News:

MASM32 SDK Description, downloads and other helpful links
MASM32.com New Forum Link
masmforum WebSite

Checking whether a string contains another string

Started by uosunsetter, April 18, 2012, 11:30:01 PM

Previous topic - Next topic

MichaelW

One of the reasons for the slowness of the API functions may be built-in buffer-overrun protections that the CRT functions lack. See the Security Note here:

http://msdn.microsoft.com/en-us/library/z9da80kz(v=vs.71).aspx

But this does not explain why StrStrI is so much slower than StrStr. I was able to throw together a replacement for StrStrI:

        push esi
        push edi
        invoke crt__strdup, ADDR str1
        mov esi, eax
        invoke crt__strdup, ADDR str2
        mov edi, eax
        invoke crt__strlwr, esi
        invoke crt__strlwr, edi
        invoke StrStr, esi, edi
        invoke crt_free, esi
        invoke crt_free, edi
        pop esi
        pop edi


That running on my P3 is some 7 times faster than StrStrI.
eschew obfuscation

SteveAsm

Quote from: MichaelW on April 19, 2012, 06:49:50 PM
...See the Security Note here:

Yeh, scary stuff.

Quote
But this does not explain why StrStrI is so much slower than StrStr. I was able to throw together a replacement for StrStrI: ...
That running on my P3 is some 7 times faster than StrStrI.

7x is a significant improvement.

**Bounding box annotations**
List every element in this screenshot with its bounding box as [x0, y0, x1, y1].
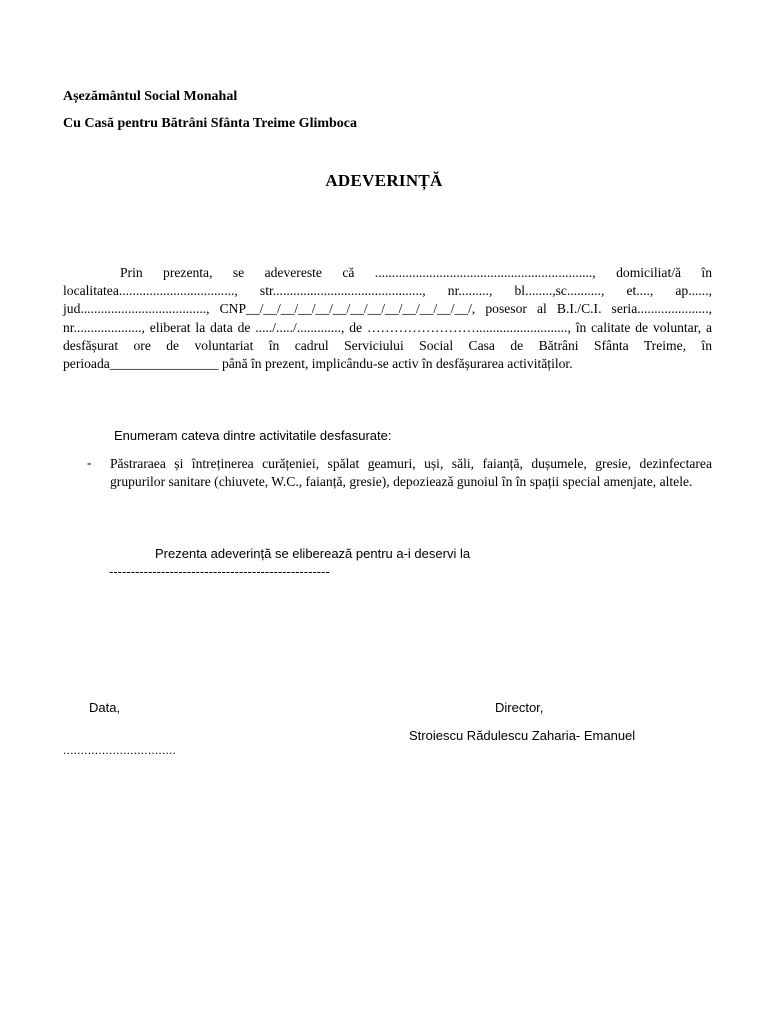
date-blank: ................................: [63, 743, 177, 757]
certificate-body: [63, 264, 712, 373]
institution-name: Așezământul Social Monahal: [63, 89, 238, 104]
purpose-line: Prezenta adeverință se eliberează pentru a-i deservi la: [155, 546, 471, 561]
director-name: Stroiescu Rădulescu Zaharia- Emanuel: [409, 728, 636, 743]
activities-list-item: Păstraraea și întreținerea curățeniei, spălat geamuri, uși, săli, faianță, dușumele, gresie, dezinfectarea grupurilor sanitare (chiuvete, W.C., faianță, gresie), depozieazǎ gunoiul în în spații special amenjate, altele.: [110, 456, 712, 490]
bullet-marker: -: [87, 455, 92, 470]
date-label: Data,: [89, 700, 121, 715]
certificate-body-text: Prin prezenta, se adevereste că ................................................................, domiciliat/ă în localitatea.................................., str............................................, nr........., bl........,sc.........., et...., ap......, jud....................................., CNP__/__/__/__/__/__/__/__/__/__/__/__/__/, posesor al B.I./C.I. seria....................., nr...................., eliberat la data de ...../...../............., de ……………………..........................., în calitate de voluntar, a desfășurat ore de voluntariat în cadrul Serviciului Social Casa de Bătrâni Sfânta Treime, în perioada________________ până în prezent, implicându-se activ în desfășurarea activităților.: [63, 265, 712, 372]
document-title: ADEVERINȚĂ: [325, 171, 443, 190]
director-label: Director,: [495, 700, 544, 715]
institution-subtitle: Cu Casă pentru Bătrâni Sfânta Treime Glimboca: [63, 116, 358, 131]
purpose-blank: ---------------------------------------------------: [109, 564, 330, 579]
activities-intro: Enumeram cateva dintre activitatile desfasurate:: [114, 428, 392, 443]
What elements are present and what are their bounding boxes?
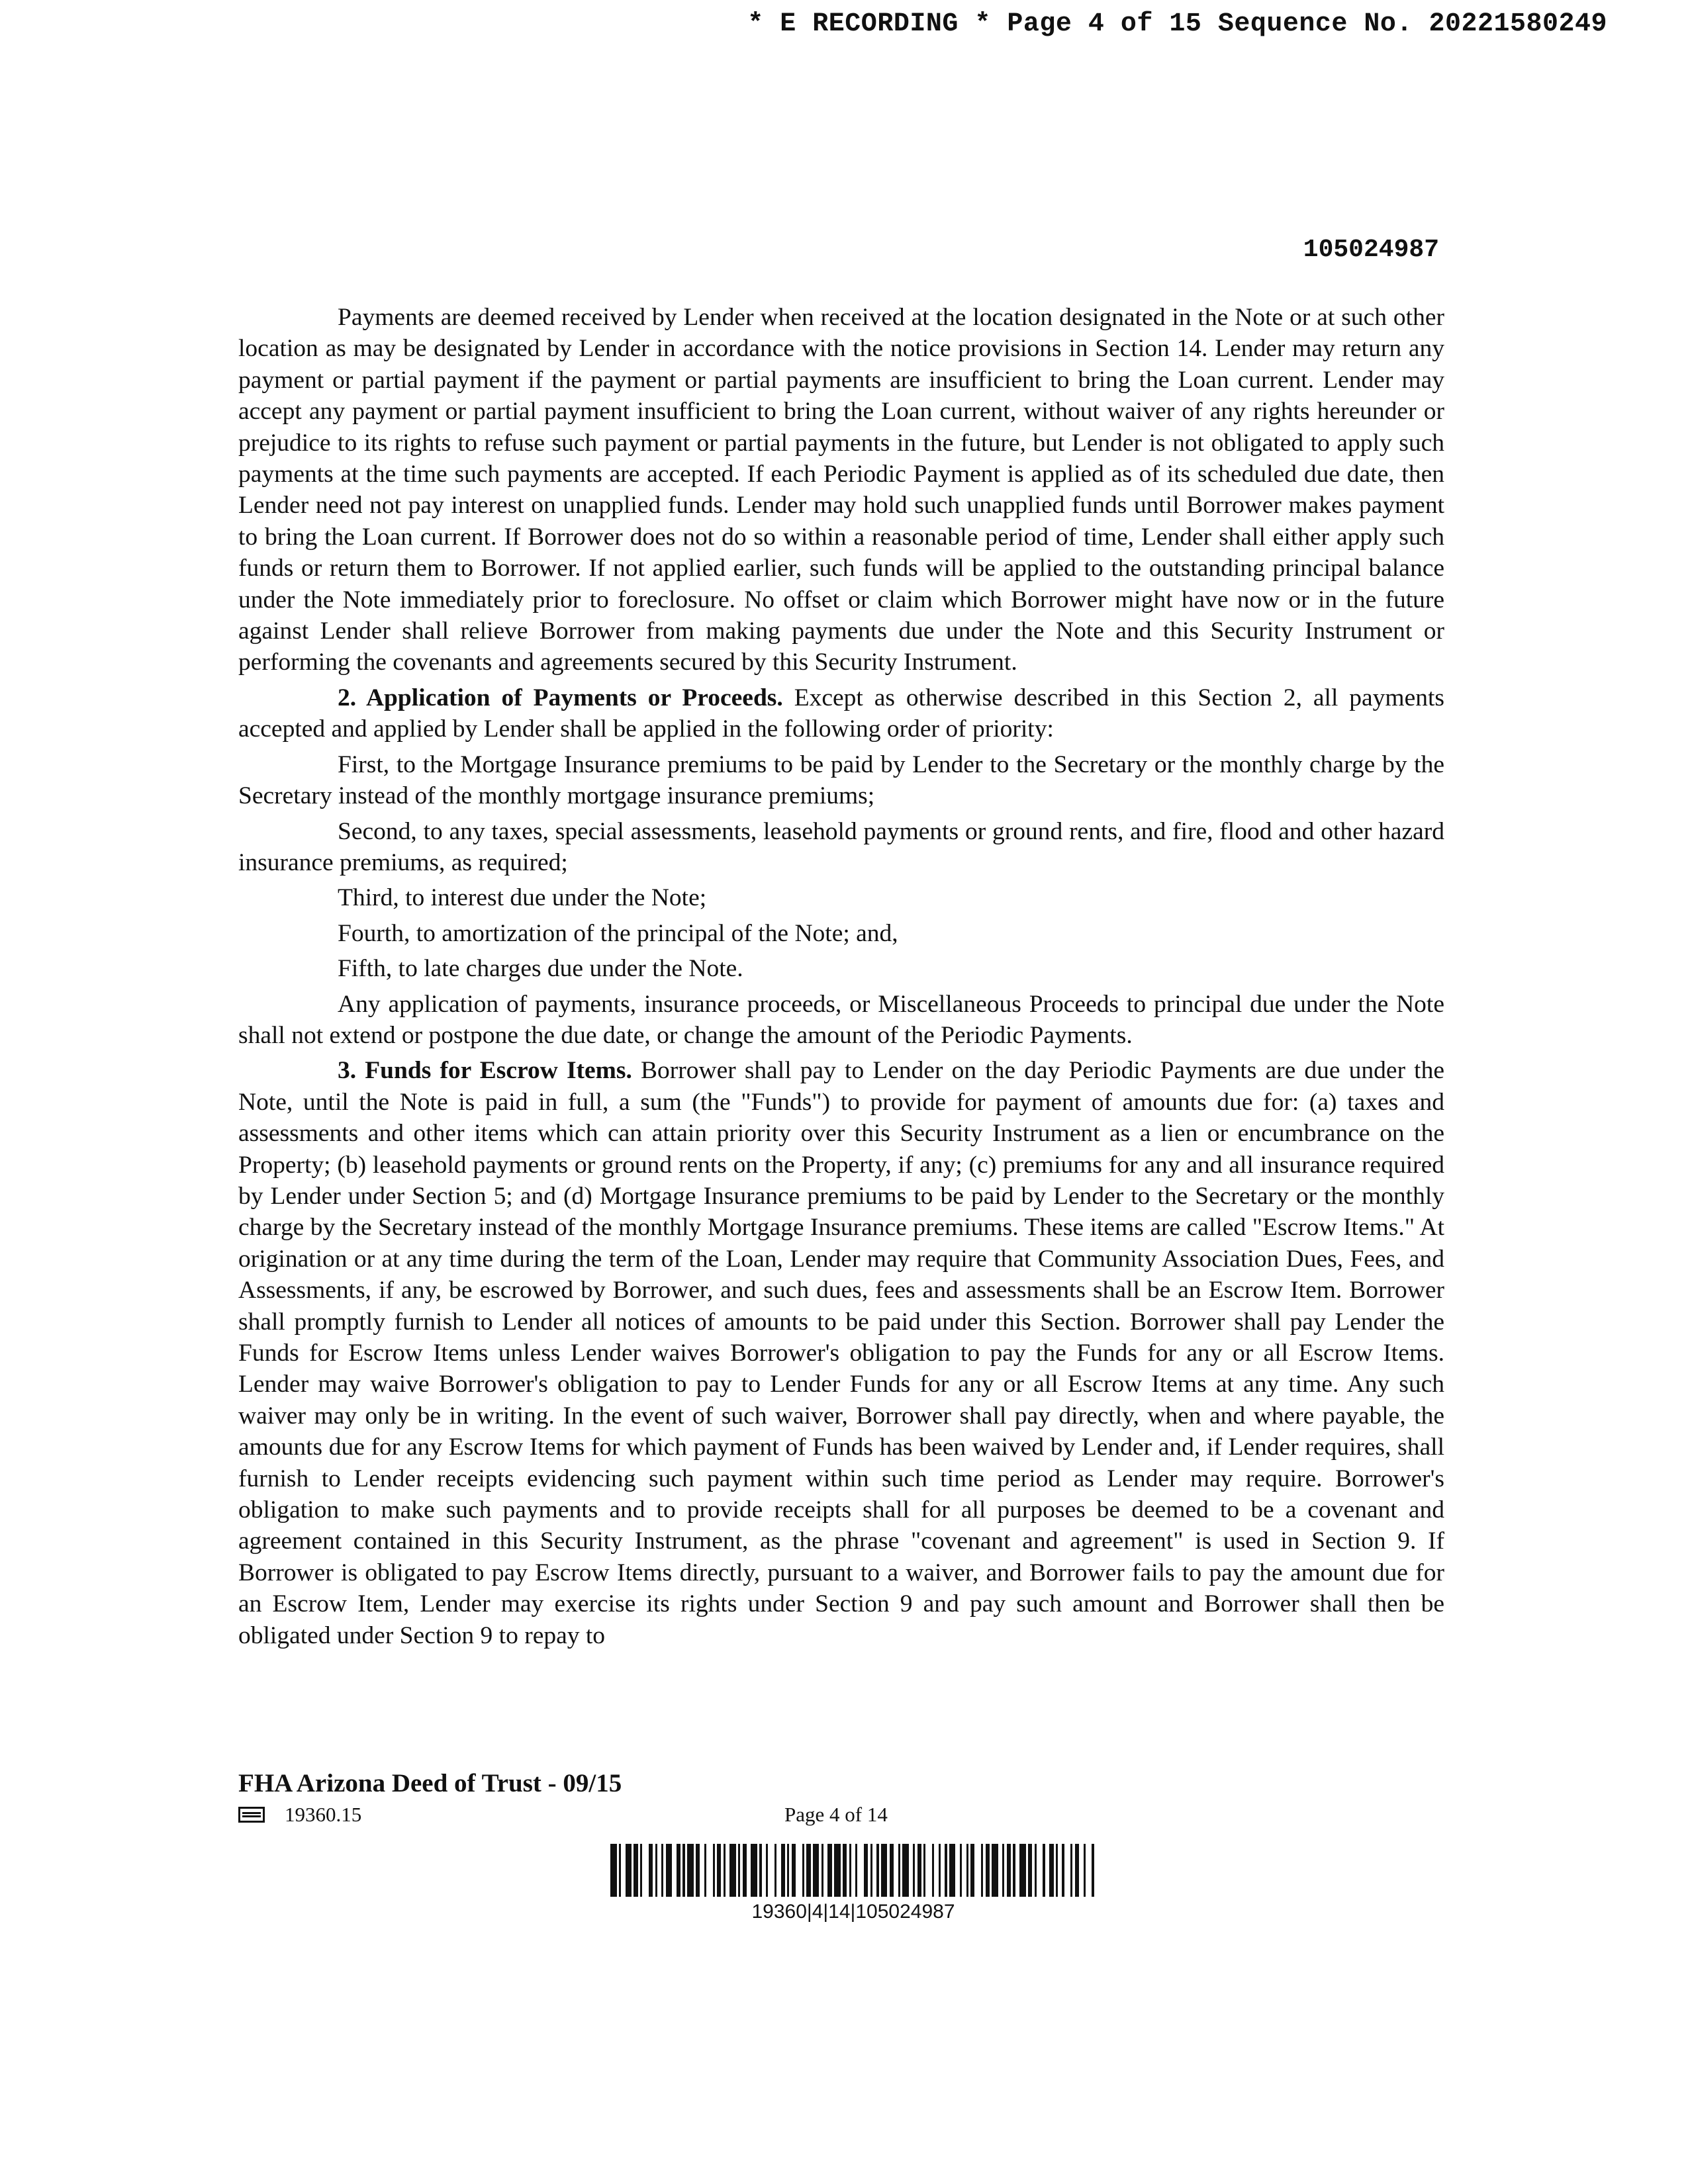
barcode-bar <box>1094 1844 1096 1897</box>
barcode-text: 19360|4|14|105024987 <box>751 1901 955 1923</box>
barcode-bar <box>902 1844 909 1897</box>
barcode-bar <box>813 1844 820 1897</box>
barcode-bar <box>1019 1844 1026 1897</box>
barcode-bar <box>1064 1844 1071 1897</box>
paragraph <box>238 302 1444 678</box>
paragraph-text: Borrower shall pay to Lender on the day Periodic Payments are due under the Note, until the Note is paid in full, a sum (the "Funds") to provide for payment of amounts due for: (a) taxes and assessments and other items which can attain priority over this Security Instrument as a lien or encumbrance on the Property; (b) leasehold payments or ground rents on the Property, if any; (c) premiums for any and all insurance required by Lender under Section 5; and (d) Mortgage Insurance premiums to be paid by Lender to the Secretary or the monthly charge by the Secretary instead of the monthly Mortgage Insurance premiums. These items are called "Escrow Items." At origination or at any time during the term of the Loan, Lender may require that Community Association Dues, Fees, and Assessments, if any, be escrowed by Borrower, and such dues, fees and assessments shall be an Escrow Item. Borrower shall promptly furnish to Lender all notices of amounts to be paid under this Section. Borrower shall pay Lender the Funds for Escrow Items unless Lender waives Borrower's obligation to pay the Funds for any or all Escrow Items. Lender may waive Borrower's obligation to pay to Lender Funds for any or all Escrow Items at any time. Any such waiver may only be in writing. In the event of such waiver, Borrower shall pay directly, when and where payable, the amounts due for any Escrow Items for which payment of Funds has been waived by Lender and, if Lender requires, shall furnish to Lender receipts evidencing such payment within such time period as Lender may require. Borrower's obligation to make such payments and to provide receipts shall for all purposes be deemed to be a covenant and agreement contained in this Security Instrument, as the phrase "covenant and agreement" is used in Section 9. If Borrower is obligated to pay Escrow Items directly, pursuant to a waiver, and Borrower fails to pay the amount due for an Escrow Item, Lender may exercise its rights under Section 9 and pay such amount and Borrower shall then be obligated under Section 9 to repay to <box>238 1057 1444 1649</box>
barcode-bar <box>751 1844 757 1897</box>
loan-number: 105024987 <box>1303 236 1439 264</box>
paragraph <box>238 918 1444 949</box>
barcode-bar <box>796 1844 802 1897</box>
paragraph-text: Second, to any taxes, special assessments, leasehold payments or ground rents, and fire, flood and other hazard insurance premiums, as required; <box>238 817 1444 876</box>
barcode-bar <box>949 1844 956 1897</box>
paragraph <box>238 749 1444 812</box>
barcode-bar <box>729 1844 736 1897</box>
paragraph <box>238 1055 1444 1651</box>
barcode-bar <box>1037 1844 1043 1897</box>
paragraph-text: Third, to interest due under the Note; <box>338 884 707 912</box>
form-title: FHA Arizona Deed of Trust - 09/15 <box>238 1769 622 1797</box>
paragraph-text: Payments are deemed received by Lender when received at the location designated in the Note or at such other location as may be designated by Lender in accordance with the notice provisions in Section 14. Lender may return any payment or partial payment if the payment or partial payments are insufficient to bring the Loan current. Lender may accept any payment or partial payment insufficient to bring the Loan current, without waiver of any rights hereunder or prejudice to its rights to refuse such payment or partial payments in the future, but Lender is not obligated to apply such payments at the time such payments are accepted. If each Periodic Payment is applied as of its scheduled due date, then Lender need not pay interest on unapplied funds. Lender may hold such unapplied funds until Borrower makes payment to bring the Loan current. If Borrower does not do so within a reasonable period of time, Lender shall either apply such funds or return them to Borrower. If not applied earlier, such funds will be applied to the outstanding principal balance under the Note immediately prior to foreclosure. No offset or claim which Borrower might have now or in the future against Lender shall relieve Borrower from making payments due under the Note and this Security Instrument or performing the covenants and agreements secured by this Security Instrument. <box>238 304 1444 676</box>
page-number: Page 4 of 14 <box>784 1803 888 1826</box>
paragraph-text: Any application of payments, insurance proceeds, or Miscellaneous Proceeds to principal due under the Note shall not extend or postpone the due date, or change the amount of the Periodic Payments. <box>238 990 1444 1049</box>
paragraph <box>238 989 1444 1052</box>
barcode-bar <box>626 1844 632 1897</box>
paragraph-text: Fifth, to late charges due under the Note. <box>338 955 743 983</box>
barcode-bar <box>834 1844 841 1897</box>
barcode-bar <box>1086 1844 1092 1897</box>
form-code: 19360.15 <box>285 1803 362 1826</box>
paragraph-text: Fourth, to amortization of the principal of the Note; and, <box>338 919 898 947</box>
barcode-bar <box>925 1844 932 1897</box>
barcode-bar <box>642 1844 649 1897</box>
paragraph <box>238 816 1444 879</box>
recording-header: * E RECORDING * Page 4 of 15 Sequence No. 20221580249 <box>747 9 1607 39</box>
paragraph-text: First, to the Mortgage Insurance premiums to be paid by Lender to the Secretary or the monthly charge by the Secretary instead of the monthly mortgage insurance premiums; <box>238 751 1444 810</box>
section-heading: 3. Funds for Escrow Items. <box>338 1057 632 1085</box>
barcode-bar <box>992 1844 998 1897</box>
document-body <box>238 302 1444 1655</box>
barcode-bar <box>768 1844 774 1897</box>
paragraph <box>238 882 1444 913</box>
paragraph-text: Except as otherwise described in this Section 2, all payments accepted and applied by Lender shall be applied in the following order of priority: <box>238 684 1445 743</box>
barcode-bar <box>666 1844 673 1897</box>
barcode <box>610 1844 1096 1897</box>
barcode-bar <box>881 1844 888 1897</box>
ex-logo-icon <box>238 1807 265 1823</box>
paragraph <box>238 953 1444 984</box>
form-code-line <box>238 1803 361 1827</box>
paragraph <box>238 682 1444 745</box>
section-heading: 2. Application of Payments or Proceeds. <box>338 684 783 711</box>
barcode-bar <box>706 1844 713 1897</box>
barcode-bar <box>974 1844 981 1897</box>
barcode-bar <box>687 1844 694 1897</box>
barcode-bar <box>610 1844 617 1897</box>
barcode-bar <box>857 1844 864 1897</box>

**REQUIRED WORK**
Reproduce everything in the forum thread on substring searching from "Yeh, scary stuff." down to "for StrStrI: ...".

**CORRECT ANSWER**
Yeh, scary stuff.

Quote
But this does not explain why StrStrI is so much slower than StrStr. I was able to throw together a replacement for StrStrI: ...